Set problem: Search the records for "screenshot" and copy each line that holds it.

Dataset records:
--- begin ---
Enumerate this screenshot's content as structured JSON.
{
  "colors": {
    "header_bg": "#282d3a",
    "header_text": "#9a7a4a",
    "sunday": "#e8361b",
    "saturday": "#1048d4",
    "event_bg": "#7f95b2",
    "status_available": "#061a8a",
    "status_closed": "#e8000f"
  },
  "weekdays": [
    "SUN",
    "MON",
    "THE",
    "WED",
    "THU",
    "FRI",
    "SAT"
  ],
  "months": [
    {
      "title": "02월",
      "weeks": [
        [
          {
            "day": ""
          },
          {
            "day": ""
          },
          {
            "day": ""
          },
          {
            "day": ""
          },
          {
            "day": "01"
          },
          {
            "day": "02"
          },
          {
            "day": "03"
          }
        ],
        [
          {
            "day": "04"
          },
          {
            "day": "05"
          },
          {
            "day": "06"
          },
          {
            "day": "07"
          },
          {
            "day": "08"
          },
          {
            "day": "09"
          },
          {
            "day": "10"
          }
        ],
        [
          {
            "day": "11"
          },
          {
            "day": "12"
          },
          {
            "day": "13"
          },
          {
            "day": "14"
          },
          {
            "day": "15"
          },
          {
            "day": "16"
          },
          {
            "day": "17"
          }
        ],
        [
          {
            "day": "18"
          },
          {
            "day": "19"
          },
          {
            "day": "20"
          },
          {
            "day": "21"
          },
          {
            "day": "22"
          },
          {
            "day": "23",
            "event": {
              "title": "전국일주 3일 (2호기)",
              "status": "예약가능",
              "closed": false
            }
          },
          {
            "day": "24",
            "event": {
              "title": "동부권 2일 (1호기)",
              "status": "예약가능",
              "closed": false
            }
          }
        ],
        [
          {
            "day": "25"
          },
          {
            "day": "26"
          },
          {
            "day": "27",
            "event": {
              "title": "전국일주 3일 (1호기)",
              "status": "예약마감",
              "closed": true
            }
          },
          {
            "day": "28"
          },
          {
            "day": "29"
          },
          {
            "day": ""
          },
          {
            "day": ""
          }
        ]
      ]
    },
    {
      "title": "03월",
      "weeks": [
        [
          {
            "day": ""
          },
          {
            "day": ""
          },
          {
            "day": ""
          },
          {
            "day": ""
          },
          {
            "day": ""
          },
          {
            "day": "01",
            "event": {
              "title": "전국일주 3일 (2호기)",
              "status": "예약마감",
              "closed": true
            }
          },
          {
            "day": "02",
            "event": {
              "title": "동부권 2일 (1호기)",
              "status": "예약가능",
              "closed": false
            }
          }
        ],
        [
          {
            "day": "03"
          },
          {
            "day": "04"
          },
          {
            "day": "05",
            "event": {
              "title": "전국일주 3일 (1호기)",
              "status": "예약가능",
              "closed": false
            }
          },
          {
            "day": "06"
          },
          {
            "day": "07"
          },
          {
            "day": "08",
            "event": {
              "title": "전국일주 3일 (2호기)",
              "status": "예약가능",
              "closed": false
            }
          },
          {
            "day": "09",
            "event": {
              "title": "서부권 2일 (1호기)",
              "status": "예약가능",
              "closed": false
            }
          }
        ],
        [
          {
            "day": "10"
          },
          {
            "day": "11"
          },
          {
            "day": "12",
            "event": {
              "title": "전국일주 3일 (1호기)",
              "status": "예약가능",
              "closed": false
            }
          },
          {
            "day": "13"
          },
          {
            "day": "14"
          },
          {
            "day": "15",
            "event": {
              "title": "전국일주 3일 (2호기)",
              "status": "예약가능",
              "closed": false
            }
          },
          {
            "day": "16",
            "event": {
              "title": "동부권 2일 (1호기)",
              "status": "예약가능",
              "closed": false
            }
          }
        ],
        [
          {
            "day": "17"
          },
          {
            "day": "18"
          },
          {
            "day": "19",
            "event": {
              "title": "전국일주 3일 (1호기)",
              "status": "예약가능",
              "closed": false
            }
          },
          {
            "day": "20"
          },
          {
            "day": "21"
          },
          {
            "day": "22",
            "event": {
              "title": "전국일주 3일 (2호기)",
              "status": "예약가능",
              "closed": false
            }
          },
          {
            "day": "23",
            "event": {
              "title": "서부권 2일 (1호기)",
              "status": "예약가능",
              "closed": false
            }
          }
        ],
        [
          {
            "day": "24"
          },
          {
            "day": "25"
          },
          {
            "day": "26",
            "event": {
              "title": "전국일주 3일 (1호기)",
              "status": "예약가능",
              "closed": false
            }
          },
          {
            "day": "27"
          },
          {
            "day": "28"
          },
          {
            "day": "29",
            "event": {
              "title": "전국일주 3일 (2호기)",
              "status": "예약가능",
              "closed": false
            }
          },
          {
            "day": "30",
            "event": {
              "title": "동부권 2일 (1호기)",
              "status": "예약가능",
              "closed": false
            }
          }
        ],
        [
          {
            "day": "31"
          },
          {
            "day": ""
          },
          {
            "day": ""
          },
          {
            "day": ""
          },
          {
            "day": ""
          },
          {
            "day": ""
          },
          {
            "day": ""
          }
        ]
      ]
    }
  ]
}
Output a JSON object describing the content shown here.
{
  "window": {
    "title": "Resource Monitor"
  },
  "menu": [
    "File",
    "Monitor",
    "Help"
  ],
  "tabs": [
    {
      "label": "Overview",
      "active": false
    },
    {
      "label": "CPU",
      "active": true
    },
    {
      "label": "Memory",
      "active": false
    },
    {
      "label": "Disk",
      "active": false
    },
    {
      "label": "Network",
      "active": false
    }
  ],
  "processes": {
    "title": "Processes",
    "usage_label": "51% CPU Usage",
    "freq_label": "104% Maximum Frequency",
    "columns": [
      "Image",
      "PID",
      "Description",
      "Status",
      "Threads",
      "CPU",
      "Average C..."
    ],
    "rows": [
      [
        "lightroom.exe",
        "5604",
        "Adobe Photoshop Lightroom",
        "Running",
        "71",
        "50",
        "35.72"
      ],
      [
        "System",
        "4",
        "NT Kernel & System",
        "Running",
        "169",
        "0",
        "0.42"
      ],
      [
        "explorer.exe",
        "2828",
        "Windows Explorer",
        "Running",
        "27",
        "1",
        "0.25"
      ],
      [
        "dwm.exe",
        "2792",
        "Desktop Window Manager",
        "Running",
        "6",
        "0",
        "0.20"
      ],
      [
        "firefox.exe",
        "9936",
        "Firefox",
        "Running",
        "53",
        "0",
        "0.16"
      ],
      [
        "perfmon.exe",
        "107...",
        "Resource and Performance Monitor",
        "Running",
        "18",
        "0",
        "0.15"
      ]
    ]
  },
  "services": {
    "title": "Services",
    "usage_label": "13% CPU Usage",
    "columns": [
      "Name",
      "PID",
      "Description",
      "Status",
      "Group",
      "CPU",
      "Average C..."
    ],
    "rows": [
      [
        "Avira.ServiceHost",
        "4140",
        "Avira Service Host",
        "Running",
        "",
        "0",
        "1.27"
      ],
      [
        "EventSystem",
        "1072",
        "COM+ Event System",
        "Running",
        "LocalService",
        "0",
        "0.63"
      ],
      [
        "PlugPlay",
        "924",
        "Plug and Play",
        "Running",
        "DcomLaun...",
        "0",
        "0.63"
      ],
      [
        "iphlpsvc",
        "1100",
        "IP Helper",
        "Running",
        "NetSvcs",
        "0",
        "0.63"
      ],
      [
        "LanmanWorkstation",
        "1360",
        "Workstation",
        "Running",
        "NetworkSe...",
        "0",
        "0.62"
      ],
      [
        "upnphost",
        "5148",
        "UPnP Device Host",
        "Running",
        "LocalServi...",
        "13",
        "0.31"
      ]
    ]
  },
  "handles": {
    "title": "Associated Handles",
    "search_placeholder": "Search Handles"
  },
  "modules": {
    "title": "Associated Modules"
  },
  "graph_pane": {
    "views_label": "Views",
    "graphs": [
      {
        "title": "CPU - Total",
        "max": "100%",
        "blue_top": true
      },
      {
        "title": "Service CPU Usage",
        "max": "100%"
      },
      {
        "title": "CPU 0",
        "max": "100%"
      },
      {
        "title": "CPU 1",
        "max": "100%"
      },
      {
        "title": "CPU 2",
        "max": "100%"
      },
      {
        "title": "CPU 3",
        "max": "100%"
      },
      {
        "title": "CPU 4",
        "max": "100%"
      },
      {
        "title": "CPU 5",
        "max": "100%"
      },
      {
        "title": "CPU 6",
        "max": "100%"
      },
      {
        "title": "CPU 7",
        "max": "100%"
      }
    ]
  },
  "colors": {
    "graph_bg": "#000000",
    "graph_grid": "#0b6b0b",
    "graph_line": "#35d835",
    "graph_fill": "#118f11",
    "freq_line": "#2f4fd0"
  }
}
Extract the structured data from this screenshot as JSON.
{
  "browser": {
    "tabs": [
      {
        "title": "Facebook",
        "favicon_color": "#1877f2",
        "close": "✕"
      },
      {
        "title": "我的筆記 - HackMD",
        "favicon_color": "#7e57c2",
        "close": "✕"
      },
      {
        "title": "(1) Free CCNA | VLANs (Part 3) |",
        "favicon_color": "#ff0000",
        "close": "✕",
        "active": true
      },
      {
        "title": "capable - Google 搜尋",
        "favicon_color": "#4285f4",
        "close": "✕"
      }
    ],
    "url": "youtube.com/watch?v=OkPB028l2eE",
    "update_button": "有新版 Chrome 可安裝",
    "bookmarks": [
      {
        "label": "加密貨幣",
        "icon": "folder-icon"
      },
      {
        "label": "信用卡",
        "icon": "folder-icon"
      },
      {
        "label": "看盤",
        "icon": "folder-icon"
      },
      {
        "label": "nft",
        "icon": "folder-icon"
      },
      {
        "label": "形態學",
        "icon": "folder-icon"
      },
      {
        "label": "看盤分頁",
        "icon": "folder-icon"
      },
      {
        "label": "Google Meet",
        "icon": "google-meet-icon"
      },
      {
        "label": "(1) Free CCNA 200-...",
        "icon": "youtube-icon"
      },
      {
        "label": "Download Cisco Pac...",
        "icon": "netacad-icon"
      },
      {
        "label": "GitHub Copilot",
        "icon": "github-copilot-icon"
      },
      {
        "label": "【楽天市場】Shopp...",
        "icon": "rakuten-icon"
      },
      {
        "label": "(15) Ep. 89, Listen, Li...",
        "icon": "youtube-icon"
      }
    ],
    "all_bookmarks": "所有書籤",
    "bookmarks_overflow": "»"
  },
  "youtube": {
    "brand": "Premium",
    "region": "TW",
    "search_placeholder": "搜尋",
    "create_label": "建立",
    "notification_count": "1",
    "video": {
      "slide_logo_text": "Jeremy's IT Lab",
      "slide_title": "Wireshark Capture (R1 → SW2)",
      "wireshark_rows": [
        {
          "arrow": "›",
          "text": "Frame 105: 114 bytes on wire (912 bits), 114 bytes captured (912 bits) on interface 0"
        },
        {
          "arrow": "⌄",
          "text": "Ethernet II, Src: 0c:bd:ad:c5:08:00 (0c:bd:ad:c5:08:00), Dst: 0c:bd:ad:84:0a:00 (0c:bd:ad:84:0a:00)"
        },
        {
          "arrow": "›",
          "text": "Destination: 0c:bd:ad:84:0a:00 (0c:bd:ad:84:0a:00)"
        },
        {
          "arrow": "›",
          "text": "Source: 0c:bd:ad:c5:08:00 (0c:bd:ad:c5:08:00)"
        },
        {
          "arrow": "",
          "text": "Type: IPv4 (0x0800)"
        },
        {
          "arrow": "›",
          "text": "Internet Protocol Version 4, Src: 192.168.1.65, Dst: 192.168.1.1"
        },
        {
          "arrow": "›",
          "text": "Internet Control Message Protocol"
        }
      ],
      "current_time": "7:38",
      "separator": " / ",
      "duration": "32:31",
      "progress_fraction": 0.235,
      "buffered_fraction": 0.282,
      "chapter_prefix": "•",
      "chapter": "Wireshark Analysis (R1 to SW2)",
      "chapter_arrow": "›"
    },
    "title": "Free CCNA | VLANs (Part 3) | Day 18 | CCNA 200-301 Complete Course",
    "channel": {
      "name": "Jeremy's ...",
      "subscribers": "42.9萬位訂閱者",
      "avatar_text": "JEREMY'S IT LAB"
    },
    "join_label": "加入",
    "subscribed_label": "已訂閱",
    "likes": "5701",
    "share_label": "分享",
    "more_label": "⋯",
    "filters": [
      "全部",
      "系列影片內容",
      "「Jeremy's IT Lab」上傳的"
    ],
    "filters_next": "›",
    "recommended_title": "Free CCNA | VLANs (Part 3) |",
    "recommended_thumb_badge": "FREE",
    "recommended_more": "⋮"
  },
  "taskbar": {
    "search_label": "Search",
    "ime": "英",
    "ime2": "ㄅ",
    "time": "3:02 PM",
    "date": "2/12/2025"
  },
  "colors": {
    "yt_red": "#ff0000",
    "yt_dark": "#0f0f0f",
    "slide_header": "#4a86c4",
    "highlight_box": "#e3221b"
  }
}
--- end ---
The result:
Enumerate this screenshot's content as structured JSON.
Extract the structured data from this screenshot as JSON.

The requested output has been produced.